▶ [Dataset rows]
========================================================================

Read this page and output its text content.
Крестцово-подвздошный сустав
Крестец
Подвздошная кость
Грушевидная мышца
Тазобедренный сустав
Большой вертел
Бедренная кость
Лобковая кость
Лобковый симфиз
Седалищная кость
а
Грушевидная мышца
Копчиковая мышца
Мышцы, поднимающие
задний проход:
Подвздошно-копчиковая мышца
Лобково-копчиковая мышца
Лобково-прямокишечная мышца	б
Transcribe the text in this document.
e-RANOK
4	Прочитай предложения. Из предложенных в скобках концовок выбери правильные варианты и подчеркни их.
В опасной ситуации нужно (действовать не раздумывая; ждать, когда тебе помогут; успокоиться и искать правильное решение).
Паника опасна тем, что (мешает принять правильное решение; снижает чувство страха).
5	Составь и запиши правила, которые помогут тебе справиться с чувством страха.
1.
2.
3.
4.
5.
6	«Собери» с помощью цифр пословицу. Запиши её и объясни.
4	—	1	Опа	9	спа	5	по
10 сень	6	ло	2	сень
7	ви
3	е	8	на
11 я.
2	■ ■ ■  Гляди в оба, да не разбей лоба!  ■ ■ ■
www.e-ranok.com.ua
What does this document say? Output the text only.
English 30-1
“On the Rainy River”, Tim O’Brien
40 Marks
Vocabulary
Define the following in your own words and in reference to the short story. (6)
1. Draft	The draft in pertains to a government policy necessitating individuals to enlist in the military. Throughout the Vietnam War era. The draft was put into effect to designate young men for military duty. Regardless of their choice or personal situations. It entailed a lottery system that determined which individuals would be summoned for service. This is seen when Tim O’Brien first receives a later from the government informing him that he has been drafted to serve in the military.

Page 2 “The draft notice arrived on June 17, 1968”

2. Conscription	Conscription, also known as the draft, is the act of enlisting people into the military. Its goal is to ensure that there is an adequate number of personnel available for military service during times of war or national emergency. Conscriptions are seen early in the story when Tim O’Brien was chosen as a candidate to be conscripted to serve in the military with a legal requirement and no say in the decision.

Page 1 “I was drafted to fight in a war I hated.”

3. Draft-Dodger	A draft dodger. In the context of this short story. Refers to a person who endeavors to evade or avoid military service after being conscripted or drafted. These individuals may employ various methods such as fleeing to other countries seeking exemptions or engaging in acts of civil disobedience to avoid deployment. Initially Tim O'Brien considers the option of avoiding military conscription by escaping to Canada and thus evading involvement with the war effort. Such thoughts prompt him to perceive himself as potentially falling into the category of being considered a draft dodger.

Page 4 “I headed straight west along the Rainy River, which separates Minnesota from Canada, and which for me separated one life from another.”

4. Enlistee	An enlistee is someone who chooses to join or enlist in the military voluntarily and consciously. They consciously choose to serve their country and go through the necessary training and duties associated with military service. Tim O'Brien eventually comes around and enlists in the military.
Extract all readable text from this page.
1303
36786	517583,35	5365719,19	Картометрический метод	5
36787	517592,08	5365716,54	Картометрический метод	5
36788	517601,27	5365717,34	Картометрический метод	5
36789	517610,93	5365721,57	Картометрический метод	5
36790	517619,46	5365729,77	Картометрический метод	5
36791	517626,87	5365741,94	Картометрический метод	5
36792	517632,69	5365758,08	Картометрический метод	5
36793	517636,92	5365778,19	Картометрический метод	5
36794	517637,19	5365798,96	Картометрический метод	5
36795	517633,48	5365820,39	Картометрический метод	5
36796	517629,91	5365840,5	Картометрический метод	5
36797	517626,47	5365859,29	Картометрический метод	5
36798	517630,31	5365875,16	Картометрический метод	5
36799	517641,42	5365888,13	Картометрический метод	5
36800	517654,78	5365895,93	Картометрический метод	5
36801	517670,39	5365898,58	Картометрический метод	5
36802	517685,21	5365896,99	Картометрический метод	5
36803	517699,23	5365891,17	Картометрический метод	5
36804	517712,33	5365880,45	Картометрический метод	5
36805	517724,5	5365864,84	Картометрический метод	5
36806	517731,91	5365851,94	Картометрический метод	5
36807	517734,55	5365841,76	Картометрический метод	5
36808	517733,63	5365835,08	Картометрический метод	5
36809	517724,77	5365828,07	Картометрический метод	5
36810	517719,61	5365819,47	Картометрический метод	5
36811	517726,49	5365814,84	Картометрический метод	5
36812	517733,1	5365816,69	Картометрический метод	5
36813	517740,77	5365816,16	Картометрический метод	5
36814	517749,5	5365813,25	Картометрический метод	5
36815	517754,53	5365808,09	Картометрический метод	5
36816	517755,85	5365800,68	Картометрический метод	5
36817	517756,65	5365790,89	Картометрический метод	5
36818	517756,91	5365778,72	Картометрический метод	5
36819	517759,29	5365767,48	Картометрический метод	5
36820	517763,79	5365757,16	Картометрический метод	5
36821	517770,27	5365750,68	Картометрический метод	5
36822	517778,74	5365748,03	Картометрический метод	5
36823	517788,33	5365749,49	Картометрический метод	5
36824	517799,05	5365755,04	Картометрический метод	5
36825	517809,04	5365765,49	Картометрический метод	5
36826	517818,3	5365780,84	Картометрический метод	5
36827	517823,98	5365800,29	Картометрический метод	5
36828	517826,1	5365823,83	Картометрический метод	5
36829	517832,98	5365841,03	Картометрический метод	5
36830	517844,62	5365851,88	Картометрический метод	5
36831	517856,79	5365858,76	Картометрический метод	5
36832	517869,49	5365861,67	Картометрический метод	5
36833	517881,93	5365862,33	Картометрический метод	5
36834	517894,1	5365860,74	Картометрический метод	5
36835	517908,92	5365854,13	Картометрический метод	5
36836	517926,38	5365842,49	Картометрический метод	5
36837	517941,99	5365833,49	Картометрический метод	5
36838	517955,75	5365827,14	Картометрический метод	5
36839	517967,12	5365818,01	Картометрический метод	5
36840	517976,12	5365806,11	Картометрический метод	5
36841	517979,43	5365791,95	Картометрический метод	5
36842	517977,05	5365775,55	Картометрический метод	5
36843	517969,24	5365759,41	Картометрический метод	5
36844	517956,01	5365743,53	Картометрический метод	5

========================================================================

Copy, from the material above, each line in which the string "правильное" occurs.

В опасной ситуации нужно (действовать не раздумывая; ждать, когда тебе помогут; успокоиться и искать правильное решение).
Паника опасна тем, что (мешает принять правильное решение; снижает чувство страха).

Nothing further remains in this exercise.